### DIRECTIONS
Copy out lines with the word "great" from the material that follows.

### Stored data
──────────

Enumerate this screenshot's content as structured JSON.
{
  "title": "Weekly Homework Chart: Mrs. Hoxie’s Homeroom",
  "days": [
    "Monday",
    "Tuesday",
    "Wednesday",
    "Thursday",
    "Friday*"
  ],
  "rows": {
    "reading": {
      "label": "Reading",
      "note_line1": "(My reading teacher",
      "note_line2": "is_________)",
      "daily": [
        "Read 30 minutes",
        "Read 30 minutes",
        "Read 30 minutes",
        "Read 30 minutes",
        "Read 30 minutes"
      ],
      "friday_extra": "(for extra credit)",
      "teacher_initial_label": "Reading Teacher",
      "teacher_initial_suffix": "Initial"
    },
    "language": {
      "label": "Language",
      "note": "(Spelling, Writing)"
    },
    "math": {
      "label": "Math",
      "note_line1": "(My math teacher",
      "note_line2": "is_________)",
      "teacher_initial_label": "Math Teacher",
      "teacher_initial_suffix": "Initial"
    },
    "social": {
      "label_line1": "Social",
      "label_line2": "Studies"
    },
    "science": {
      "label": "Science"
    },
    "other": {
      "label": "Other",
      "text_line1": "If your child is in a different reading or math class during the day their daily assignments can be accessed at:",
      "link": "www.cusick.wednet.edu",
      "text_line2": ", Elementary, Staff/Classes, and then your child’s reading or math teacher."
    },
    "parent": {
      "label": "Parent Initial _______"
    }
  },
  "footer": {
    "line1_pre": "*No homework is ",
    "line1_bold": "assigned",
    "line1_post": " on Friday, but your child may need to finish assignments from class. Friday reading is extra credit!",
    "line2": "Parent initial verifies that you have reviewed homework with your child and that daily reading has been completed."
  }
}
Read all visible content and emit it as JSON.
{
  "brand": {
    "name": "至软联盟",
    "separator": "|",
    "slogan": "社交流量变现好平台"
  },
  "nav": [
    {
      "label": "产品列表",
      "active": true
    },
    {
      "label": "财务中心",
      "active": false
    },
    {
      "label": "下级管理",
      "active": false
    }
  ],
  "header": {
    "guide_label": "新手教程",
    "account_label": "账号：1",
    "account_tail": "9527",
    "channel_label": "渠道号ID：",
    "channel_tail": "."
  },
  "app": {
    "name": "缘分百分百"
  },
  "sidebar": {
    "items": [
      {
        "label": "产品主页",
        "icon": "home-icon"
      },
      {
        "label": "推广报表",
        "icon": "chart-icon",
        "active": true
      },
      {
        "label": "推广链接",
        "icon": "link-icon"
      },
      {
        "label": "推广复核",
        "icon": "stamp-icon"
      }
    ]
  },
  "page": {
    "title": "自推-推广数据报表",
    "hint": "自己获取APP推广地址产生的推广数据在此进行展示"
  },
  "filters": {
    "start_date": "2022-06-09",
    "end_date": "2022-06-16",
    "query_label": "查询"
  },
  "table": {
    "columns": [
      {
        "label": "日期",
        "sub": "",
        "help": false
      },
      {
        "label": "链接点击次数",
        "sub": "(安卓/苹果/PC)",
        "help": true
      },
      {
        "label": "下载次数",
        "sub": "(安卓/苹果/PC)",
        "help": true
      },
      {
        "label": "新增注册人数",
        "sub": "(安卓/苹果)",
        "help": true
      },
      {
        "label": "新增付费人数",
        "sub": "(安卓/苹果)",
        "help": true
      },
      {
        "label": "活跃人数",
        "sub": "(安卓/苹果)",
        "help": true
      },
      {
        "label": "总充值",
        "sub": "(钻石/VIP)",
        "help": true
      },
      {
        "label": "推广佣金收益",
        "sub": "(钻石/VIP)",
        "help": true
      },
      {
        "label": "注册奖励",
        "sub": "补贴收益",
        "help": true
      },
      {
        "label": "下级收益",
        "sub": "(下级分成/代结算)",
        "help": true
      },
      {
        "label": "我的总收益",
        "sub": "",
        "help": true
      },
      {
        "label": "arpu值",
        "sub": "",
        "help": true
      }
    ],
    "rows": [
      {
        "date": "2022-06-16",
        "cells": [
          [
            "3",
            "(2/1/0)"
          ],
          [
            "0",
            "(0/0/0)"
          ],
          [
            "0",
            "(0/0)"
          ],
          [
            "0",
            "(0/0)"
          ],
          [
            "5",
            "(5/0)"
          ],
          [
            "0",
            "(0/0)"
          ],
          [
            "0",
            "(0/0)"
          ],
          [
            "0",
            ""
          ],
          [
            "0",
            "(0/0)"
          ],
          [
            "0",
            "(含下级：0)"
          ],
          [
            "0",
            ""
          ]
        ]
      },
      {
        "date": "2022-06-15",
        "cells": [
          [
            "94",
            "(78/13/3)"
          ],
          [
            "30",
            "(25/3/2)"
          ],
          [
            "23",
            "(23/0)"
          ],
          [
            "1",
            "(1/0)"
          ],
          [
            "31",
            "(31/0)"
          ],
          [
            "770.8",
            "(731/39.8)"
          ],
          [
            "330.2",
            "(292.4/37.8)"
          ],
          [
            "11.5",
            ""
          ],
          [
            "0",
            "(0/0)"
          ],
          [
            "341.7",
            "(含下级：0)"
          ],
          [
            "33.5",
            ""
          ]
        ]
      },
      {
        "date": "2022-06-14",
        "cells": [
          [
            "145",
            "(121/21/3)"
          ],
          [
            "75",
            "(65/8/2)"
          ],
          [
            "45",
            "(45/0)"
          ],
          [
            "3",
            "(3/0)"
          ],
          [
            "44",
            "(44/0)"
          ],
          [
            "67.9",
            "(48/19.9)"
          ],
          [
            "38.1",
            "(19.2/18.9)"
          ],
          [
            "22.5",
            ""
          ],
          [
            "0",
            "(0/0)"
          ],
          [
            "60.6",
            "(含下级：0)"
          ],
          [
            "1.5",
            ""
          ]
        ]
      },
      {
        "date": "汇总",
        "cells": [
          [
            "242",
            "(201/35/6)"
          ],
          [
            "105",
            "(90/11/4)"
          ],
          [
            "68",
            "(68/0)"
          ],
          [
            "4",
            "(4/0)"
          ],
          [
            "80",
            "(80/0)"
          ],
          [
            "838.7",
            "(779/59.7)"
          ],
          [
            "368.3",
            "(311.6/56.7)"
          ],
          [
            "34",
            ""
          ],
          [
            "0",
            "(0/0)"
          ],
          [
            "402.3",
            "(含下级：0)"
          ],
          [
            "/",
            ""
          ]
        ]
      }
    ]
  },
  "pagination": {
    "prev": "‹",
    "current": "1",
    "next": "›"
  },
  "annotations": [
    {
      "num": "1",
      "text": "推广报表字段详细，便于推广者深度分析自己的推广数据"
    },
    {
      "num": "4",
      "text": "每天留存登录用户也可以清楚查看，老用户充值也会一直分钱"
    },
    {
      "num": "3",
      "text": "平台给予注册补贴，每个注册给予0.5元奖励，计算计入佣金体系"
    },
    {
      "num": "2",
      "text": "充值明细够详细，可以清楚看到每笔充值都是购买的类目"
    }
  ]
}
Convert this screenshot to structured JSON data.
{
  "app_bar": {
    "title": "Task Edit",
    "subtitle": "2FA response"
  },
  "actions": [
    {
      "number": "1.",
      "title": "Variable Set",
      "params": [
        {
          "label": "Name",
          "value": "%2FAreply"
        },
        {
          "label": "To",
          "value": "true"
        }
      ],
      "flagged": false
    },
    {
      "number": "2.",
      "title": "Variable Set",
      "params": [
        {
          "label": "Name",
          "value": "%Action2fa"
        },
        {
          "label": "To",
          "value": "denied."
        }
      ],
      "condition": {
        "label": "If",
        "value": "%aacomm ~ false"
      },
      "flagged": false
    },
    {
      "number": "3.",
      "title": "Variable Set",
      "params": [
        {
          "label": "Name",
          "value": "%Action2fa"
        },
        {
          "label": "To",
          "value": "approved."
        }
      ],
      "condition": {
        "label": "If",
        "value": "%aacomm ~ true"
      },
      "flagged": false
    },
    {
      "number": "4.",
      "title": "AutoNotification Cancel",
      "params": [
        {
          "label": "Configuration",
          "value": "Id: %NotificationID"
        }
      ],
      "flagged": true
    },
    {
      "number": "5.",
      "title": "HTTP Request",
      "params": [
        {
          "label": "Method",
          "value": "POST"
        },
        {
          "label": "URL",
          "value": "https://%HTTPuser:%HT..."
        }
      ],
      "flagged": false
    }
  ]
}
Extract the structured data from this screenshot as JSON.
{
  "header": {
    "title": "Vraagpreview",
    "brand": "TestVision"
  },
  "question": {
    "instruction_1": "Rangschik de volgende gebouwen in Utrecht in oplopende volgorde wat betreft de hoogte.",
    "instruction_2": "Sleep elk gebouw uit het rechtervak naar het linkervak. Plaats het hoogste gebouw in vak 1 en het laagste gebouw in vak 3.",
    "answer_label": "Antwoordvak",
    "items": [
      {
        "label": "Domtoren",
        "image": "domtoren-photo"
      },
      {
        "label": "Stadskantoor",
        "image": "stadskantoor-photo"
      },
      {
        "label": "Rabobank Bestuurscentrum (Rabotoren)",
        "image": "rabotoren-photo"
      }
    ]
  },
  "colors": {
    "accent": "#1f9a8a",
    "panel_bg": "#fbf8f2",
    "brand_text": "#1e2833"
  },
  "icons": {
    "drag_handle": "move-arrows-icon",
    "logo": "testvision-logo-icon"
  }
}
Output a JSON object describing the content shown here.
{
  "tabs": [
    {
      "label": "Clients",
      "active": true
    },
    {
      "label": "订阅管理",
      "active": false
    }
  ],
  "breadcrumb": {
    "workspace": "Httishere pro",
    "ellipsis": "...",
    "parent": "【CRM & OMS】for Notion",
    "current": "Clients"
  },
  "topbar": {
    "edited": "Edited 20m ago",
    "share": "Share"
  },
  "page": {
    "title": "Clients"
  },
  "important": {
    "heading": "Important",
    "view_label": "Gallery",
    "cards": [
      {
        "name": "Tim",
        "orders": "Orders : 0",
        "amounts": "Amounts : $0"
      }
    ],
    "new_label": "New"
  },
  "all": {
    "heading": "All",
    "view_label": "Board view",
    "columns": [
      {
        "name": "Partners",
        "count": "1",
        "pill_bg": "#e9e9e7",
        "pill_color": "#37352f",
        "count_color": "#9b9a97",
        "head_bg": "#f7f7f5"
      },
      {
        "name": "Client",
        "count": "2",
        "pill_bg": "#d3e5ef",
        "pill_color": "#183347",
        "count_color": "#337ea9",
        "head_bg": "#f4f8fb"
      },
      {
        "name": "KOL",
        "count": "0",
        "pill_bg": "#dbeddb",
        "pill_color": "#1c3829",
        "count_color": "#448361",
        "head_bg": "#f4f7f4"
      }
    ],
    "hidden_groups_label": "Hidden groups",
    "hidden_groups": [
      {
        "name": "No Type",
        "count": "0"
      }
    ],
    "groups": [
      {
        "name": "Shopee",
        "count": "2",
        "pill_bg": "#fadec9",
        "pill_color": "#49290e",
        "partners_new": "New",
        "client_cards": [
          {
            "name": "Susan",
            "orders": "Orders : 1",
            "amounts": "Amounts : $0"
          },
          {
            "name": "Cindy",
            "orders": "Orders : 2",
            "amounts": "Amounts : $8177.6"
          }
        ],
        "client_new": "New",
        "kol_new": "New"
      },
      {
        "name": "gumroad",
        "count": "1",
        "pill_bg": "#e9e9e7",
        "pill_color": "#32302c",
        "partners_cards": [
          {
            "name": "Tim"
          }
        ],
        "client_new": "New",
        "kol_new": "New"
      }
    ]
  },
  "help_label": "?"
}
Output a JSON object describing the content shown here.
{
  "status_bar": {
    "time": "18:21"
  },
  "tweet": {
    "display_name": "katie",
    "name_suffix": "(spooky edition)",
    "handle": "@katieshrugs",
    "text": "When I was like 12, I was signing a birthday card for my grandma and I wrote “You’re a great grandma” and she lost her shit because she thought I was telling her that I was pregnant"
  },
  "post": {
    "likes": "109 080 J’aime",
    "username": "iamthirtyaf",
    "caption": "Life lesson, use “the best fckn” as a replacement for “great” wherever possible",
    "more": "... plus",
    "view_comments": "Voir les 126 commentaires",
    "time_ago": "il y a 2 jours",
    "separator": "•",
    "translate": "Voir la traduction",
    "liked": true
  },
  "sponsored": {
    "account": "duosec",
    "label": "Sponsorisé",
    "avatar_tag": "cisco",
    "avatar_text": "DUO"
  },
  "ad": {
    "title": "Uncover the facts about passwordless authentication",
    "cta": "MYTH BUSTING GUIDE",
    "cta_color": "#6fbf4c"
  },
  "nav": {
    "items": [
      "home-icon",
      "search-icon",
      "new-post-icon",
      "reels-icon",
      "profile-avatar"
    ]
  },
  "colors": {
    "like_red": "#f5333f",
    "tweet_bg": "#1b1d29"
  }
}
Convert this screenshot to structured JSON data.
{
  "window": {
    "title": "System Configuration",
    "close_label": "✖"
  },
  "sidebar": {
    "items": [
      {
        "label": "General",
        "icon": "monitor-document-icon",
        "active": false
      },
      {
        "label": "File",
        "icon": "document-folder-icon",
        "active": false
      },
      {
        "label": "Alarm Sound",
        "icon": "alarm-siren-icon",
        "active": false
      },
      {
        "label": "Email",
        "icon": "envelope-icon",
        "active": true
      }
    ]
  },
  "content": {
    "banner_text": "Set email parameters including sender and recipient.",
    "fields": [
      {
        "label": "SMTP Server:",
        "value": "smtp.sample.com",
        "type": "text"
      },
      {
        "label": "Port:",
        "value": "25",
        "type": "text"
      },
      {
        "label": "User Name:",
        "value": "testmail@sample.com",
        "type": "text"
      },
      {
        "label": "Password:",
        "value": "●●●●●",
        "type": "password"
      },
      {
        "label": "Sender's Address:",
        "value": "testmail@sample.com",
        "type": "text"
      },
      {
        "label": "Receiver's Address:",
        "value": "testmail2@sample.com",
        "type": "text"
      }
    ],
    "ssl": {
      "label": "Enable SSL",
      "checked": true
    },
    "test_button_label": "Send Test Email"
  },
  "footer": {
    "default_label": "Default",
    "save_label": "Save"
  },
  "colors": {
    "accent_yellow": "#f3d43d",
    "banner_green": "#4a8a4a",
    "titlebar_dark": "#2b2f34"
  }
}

──────────

### PROBLEM SOLUTION
    "text": "When I was like 12, I was signing a birthday card for my grandma and I wrote “You’re a great grandma” and she lost her shit because she thought I was telling her that I was pregnant"
    "caption": "Life lesson, use “the best fckn” as a replacement for “great” wherever possible",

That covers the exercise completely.